» **Exercise directions**: Show each line of the data below that has the string "JSON" in it.

» **Material**:

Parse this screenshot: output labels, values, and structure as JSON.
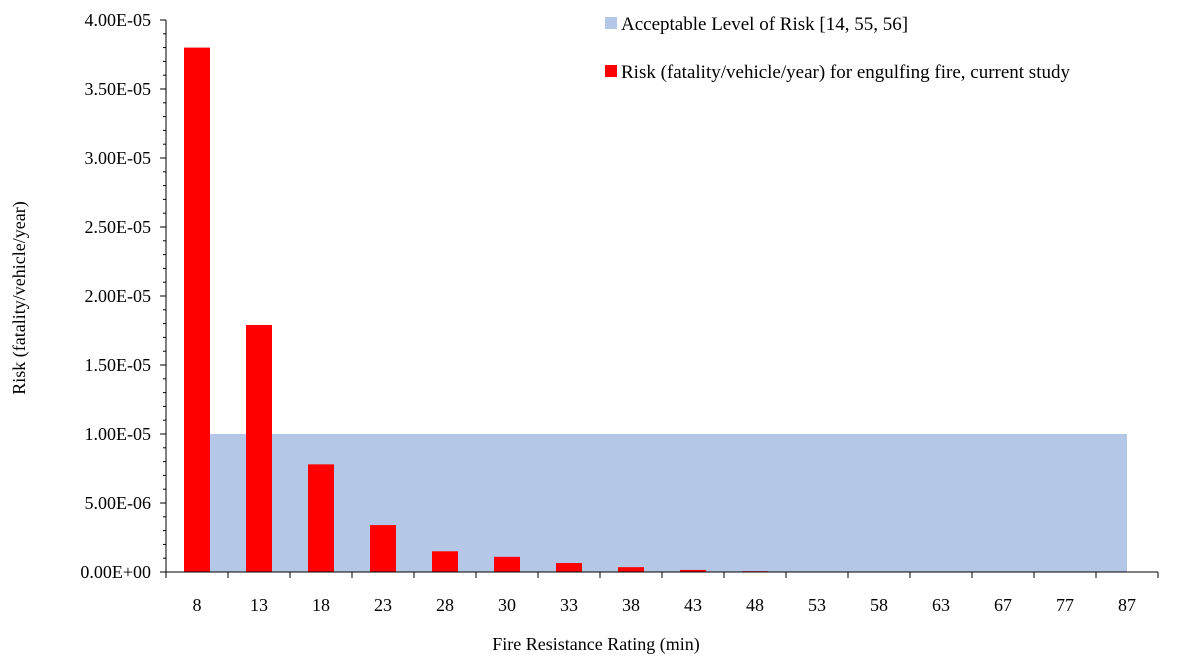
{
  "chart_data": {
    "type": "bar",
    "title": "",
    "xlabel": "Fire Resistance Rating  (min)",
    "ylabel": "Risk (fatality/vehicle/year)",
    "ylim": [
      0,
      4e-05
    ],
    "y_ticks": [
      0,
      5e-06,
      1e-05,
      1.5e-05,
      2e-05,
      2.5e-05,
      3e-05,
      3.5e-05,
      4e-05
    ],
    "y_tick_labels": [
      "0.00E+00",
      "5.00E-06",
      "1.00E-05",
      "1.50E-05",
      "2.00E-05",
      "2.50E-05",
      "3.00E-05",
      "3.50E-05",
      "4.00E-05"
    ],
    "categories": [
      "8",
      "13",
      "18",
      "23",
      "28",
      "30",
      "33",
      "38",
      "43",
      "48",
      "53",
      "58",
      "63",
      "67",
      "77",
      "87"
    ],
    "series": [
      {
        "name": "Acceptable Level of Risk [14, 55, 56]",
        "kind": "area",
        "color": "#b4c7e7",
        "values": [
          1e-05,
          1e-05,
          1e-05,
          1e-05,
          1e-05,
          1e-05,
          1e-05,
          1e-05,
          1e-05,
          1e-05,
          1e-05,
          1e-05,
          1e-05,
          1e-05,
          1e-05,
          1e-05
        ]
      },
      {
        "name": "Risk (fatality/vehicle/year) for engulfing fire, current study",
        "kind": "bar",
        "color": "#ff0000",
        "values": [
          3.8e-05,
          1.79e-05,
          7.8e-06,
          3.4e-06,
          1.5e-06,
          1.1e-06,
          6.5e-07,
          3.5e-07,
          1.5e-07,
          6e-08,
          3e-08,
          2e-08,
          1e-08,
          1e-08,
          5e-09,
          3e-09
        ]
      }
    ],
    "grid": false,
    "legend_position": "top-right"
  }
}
...
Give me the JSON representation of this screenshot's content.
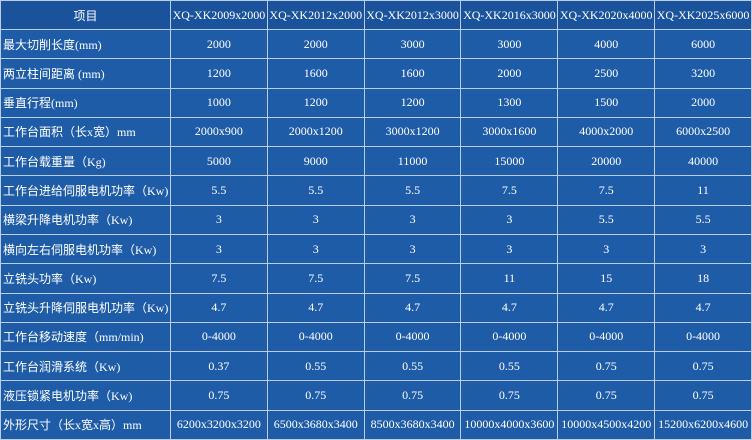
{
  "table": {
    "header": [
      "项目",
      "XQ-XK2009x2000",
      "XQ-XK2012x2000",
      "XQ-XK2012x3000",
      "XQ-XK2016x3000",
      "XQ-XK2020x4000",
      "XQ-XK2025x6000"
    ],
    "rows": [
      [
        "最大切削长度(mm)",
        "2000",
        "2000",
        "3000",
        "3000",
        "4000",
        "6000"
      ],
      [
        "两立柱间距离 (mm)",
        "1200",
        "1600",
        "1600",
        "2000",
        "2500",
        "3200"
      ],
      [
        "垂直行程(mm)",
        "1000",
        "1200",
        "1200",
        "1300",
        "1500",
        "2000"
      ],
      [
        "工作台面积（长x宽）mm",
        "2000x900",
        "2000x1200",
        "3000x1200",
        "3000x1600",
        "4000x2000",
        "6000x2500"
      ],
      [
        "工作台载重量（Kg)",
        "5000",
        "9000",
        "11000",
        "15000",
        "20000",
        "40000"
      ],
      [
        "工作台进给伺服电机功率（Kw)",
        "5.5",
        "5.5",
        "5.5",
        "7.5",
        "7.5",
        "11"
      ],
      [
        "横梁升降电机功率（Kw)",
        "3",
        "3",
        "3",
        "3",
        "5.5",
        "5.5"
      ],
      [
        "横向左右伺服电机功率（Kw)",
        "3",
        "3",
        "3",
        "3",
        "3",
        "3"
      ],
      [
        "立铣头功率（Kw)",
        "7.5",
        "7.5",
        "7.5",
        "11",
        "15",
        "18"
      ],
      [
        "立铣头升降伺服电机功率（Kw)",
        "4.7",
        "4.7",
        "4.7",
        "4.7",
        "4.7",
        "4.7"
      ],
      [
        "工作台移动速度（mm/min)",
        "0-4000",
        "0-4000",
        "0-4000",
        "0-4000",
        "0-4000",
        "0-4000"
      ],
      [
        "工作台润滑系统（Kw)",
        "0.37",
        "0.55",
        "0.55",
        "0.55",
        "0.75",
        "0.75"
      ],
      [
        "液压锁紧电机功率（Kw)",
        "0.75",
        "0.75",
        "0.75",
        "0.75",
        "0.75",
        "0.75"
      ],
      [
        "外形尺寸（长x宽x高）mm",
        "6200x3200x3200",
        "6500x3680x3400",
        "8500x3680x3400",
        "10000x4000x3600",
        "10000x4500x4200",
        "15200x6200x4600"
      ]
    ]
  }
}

» **Written response**:
Parse this screenshot: output labels, values, and structure as JSON.
Give me the JSON representation of this screenshot's content.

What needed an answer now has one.